> Task directions
Each entry must be reproduced precisely as it stands.

> Records for processing
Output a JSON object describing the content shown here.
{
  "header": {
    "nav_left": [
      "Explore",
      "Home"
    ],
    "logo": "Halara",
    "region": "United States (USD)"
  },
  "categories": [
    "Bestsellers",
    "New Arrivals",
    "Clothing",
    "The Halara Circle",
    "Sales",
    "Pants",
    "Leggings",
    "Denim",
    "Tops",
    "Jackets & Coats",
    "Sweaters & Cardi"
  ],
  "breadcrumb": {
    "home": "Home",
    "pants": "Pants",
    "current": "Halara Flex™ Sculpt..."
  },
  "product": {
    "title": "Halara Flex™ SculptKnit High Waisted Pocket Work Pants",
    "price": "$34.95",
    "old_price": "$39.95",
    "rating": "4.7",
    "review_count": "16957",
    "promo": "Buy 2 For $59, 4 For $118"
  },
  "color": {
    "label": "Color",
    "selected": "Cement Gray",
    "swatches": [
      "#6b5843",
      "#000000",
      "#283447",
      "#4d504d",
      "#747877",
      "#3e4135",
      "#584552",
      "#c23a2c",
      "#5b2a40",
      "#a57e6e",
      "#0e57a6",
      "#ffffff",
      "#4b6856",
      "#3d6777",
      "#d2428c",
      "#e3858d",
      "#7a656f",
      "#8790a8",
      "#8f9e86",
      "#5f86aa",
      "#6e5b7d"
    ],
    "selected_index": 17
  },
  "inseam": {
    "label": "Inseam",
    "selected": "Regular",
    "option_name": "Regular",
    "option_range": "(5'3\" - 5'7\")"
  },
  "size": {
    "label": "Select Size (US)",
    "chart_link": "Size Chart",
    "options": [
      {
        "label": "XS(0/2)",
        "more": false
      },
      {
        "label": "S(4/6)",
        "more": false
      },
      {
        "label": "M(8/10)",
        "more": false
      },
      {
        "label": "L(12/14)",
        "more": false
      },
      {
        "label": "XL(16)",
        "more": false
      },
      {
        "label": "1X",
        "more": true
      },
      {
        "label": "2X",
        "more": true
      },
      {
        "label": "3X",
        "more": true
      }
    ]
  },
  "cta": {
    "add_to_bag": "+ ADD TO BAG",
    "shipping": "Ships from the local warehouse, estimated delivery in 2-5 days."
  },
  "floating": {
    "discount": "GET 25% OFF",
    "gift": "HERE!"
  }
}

> Output for this exercise
Output a JSON object describing the content shown here.
{
  "header": {
    "nav_left": [
      "Explore",
      "Home"
    ],
    "logo": "Halara",
    "region": "United States (USD)"
  },
  "categories": [
    "Bestsellers",
    "New Arrivals",
    "Clothing",
    "The Halara Circle",
    "Sales",
    "Pants",
    "Leggings",
    "Denim",
    "Tops",
    "Jackets & Coats",
    "Sweaters & Cardi"
  ],
  "breadcrumb": {
    "home": "Home",
    "pants": "Pants",
    "current": "Halara Flex™ Sculpt..."
  },
  "product": {
    "title": "Halara Flex™ SculptKnit High Waisted Pocket Work Pants",
    "price": "$34.95",
    "old_price": "$39.95",
    "rating": "4.7",
    "review_count": "16957",
    "promo": "Buy 2 For $59, 4 For $118"
  },
  "color": {
    "label": "Color",
    "selected": "Cement Gray",
    "swatches": [
      "#6b5843",
      "#000000",
      "#283447",
      "#4d504d",
      "#747877",
      "#3e4135",
      "#584552",
      "#c23a2c",
      "#5b2a40",
      "#a57e6e",
      "#0e57a6",
      "#ffffff",
      "#4b6856",
      "#3d6777",
      "#d2428c",
      "#e3858d",
      "#7a656f",
      "#8790a8",
      "#8f9e86",
      "#5f86aa",
      "#6e5b7d"
    ],
    "selected_index": 17
  },
  "inseam": {
    "label": "Inseam",
    "selected": "Regular",
    "option_name": "Regular",
    "option_range": "(5'3\" - 5'7\")"
  },
  "size": {
    "label": "Select Size (US)",
    "chart_link": "Size Chart",
    "options": [
      {
        "label": "XS(0/2)",
        "more": false
      },
      {
        "label": "S(4/6)",
        "more": false
      },
      {
        "label": "M(8/10)",
        "more": false
      },
      {
        "label": "L(12/14)",
        "more": false
      },
      {
        "label": "XL(16)",
        "more": false
      },
      {
        "label": "1X",
        "more": true
      },
      {
        "label": "2X",
        "more": true
      },
      {
        "label": "3X",
        "more": true
      }
    ]
  },
  "cta": {
    "add_to_bag": "+ ADD TO BAG",
    "shipping": "Ships from the local warehouse, estimated delivery in 2-5 days."
  },
  "floating": {
    "discount": "GET 25% OFF",
    "gift": "HERE!"
  }
}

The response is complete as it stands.